== Input data ==

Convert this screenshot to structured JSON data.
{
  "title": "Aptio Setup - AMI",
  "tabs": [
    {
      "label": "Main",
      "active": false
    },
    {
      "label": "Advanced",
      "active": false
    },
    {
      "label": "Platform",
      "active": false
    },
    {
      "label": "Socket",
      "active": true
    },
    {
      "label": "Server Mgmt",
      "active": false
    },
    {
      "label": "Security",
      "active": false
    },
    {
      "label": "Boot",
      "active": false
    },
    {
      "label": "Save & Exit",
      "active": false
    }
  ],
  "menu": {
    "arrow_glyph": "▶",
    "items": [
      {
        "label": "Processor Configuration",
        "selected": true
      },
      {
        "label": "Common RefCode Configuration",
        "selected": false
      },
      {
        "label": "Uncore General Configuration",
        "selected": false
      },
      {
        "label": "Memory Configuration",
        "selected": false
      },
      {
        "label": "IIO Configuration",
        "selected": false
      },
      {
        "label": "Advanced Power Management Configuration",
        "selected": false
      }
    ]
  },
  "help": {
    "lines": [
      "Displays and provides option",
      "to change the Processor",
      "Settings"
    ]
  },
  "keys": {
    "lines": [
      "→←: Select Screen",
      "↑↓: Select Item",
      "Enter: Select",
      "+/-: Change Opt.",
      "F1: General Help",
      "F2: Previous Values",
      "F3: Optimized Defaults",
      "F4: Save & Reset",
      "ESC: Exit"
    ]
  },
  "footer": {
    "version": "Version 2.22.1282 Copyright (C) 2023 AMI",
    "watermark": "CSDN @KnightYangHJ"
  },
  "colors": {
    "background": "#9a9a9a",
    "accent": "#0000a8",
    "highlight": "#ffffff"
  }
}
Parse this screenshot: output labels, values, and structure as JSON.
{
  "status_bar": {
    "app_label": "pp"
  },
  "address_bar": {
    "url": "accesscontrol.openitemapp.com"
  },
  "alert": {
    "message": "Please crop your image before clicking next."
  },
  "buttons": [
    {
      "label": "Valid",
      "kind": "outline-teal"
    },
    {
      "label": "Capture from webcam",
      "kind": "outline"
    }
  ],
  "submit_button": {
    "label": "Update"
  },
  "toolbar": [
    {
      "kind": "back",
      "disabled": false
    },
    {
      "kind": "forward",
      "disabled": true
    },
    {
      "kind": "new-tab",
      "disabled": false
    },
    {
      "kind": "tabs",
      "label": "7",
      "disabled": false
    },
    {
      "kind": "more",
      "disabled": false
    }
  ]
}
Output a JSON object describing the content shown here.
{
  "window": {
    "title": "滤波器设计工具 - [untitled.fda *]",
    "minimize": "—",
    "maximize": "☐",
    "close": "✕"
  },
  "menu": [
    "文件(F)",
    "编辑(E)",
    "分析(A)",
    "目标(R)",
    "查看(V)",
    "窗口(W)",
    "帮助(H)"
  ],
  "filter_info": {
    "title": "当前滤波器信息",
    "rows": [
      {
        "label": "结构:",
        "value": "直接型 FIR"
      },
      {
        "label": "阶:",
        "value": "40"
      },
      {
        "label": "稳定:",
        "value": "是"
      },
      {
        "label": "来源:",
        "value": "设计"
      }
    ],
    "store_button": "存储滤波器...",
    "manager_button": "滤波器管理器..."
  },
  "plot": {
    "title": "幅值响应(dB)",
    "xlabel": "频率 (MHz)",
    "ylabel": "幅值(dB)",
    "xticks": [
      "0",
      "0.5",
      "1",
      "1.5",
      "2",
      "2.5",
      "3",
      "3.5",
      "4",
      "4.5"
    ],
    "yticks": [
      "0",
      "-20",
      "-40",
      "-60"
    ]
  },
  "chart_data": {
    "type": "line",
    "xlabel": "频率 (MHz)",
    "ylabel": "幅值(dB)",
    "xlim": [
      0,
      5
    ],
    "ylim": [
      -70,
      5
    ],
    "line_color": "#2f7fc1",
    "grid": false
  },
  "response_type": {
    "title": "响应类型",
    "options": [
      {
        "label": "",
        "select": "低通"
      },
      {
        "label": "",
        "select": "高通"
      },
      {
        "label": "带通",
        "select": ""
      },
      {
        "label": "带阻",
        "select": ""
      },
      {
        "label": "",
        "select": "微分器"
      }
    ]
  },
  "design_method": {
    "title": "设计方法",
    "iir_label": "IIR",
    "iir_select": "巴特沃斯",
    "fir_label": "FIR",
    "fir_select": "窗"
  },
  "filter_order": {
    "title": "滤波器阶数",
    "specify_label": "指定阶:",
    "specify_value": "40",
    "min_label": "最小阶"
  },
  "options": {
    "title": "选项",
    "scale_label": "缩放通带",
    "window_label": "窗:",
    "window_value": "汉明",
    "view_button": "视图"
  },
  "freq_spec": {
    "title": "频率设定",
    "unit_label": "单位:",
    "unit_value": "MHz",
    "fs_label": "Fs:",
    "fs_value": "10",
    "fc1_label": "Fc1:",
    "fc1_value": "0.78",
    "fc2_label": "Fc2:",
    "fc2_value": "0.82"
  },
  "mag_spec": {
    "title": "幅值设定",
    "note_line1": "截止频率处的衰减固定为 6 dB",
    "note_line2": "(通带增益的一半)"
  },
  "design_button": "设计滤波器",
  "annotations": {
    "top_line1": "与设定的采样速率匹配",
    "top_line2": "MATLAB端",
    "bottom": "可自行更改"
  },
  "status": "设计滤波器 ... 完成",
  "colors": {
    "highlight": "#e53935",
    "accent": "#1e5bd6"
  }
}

===

(Required task): Every line of the data above should be reproduced word for word.

(Solution for this exercise):
Convert this screenshot to structured JSON data.
{
  "title": "Aptio Setup - AMI",
  "tabs": [
    {
      "label": "Main",
      "active": false
    },
    {
      "label": "Advanced",
      "active": false
    },
    {
      "label": "Platform",
      "active": false
    },
    {
      "label": "Socket",
      "active": true
    },
    {
      "label": "Server Mgmt",
      "active": false
    },
    {
      "label": "Security",
      "active": false
    },
    {
      "label": "Boot",
      "active": false
    },
    {
      "label": "Save & Exit",
      "active": false
    }
  ],
  "menu": {
    "arrow_glyph": "▶",
    "items": [
      {
        "label": "Processor Configuration",
        "selected": true
      },
      {
        "label": "Common RefCode Configuration",
        "selected": false
      },
      {
        "label": "Uncore General Configuration",
        "selected": false
      },
      {
        "label": "Memory Configuration",
        "selected": false
      },
      {
        "label": "IIO Configuration",
        "selected": false
      },
      {
        "label": "Advanced Power Management Configuration",
        "selected": false
      }
    ]
  },
  "help": {
    "lines": [
      "Displays and provides option",
      "to change the Processor",
      "Settings"
    ]
  },
  "keys": {
    "lines": [
      "→←: Select Screen",
      "↑↓: Select Item",
      "Enter: Select",
      "+/-: Change Opt.",
      "F1: General Help",
      "F2: Previous Values",
      "F3: Optimized Defaults",
      "F4: Save & Reset",
      "ESC: Exit"
    ]
  },
  "footer": {
    "version": "Version 2.22.1282 Copyright (C) 2023 AMI",
    "watermark": "CSDN @KnightYangHJ"
  },
  "colors": {
    "background": "#9a9a9a",
    "accent": "#0000a8",
    "highlight": "#ffffff"
  }
}
Parse this screenshot: output labels, values, and structure as JSON.
{
  "status_bar": {
    "app_label": "pp"
  },
  "address_bar": {
    "url": "accesscontrol.openitemapp.com"
  },
  "alert": {
    "message": "Please crop your image before clicking next."
  },
  "buttons": [
    {
      "label": "Valid",
      "kind": "outline-teal"
    },
    {
      "label": "Capture from webcam",
      "kind": "outline"
    }
  ],
  "submit_button": {
    "label": "Update"
  },
  "toolbar": [
    {
      "kind": "back",
      "disabled": false
    },
    {
      "kind": "forward",
      "disabled": true
    },
    {
      "kind": "new-tab",
      "disabled": false
    },
    {
      "kind": "tabs",
      "label": "7",
      "disabled": false
    },
    {
      "kind": "more",
      "disabled": false
    }
  ]
}
Output a JSON object describing the content shown here.
{
  "window": {
    "title": "滤波器设计工具 - [untitled.fda *]",
    "minimize": "—",
    "maximize": "☐",
    "close": "✕"
  },
  "menu": [
    "文件(F)",
    "编辑(E)",
    "分析(A)",
    "目标(R)",
    "查看(V)",
    "窗口(W)",
    "帮助(H)"
  ],
  "filter_info": {
    "title": "当前滤波器信息",
    "rows": [
      {
        "label": "结构:",
        "value": "直接型 FIR"
      },
      {
        "label": "阶:",
        "value": "40"
      },
      {
        "label": "稳定:",
        "value": "是"
      },
      {
        "label": "来源:",
        "value": "设计"
      }
    ],
    "store_button": "存储滤波器...",
    "manager_button": "滤波器管理器..."
  },
  "plot": {
    "title": "幅值响应(dB)",
    "xlabel": "频率 (MHz)",
    "ylabel": "幅值(dB)",
    "xticks": [
      "0",
      "0.5",
      "1",
      "1.5",
      "2",
      "2.5",
      "3",
      "3.5",
      "4",
      "4.5"
    ],
    "yticks": [
      "0",
      "-20",
      "-40",
      "-60"
    ]
  },
  "chart_data": {
    "type": "line",
    "xlabel": "频率 (MHz)",
    "ylabel": "幅值(dB)",
    "xlim": [
      0,
      5
    ],
    "ylim": [
      -70,
      5
    ],
    "line_color": "#2f7fc1",
    "grid": false
  },
  "response_type": {
    "title": "响应类型",
    "options": [
      {
        "label": "",
        "select": "低通"
      },
      {
        "label": "",
        "select": "高通"
      },
      {
        "label": "带通",
        "select": ""
      },
      {
        "label": "带阻",
        "select": ""
      },
      {
        "label": "",
        "select": "微分器"
      }
    ]
  },
  "design_method": {
    "title": "设计方法",
    "iir_label": "IIR",
    "iir_select": "巴特沃斯",
    "fir_label": "FIR",
    "fir_select": "窗"
  },
  "filter_order": {
    "title": "滤波器阶数",
    "specify_label": "指定阶:",
    "specify_value": "40",
    "min_label": "最小阶"
  },
  "options": {
    "title": "选项",
    "scale_label": "缩放通带",
    "window_label": "窗:",
    "window_value": "汉明",
    "view_button": "视图"
  },
  "freq_spec": {
    "title": "频率设定",
    "unit_label": "单位:",
    "unit_value": "MHz",
    "fs_label": "Fs:",
    "fs_value": "10",
    "fc1_label": "Fc1:",
    "fc1_value": "0.78",
    "fc2_label": "Fc2:",
    "fc2_value": "0.82"
  },
  "mag_spec": {
    "title": "幅值设定",
    "note_line1": "截止频率处的衰减固定为 6 dB",
    "note_line2": "(通带增益的一半)"
  },
  "design_button": "设计滤波器",
  "annotations": {
    "top_line1": "与设定的采样速率匹配",
    "top_line2": "MATLAB端",
    "bottom": "可自行更改"
  },
  "status": "设计滤波器 ... 完成",
  "colors": {
    "highlight": "#e53935",
    "accent": "#1e5bd6"
  }
}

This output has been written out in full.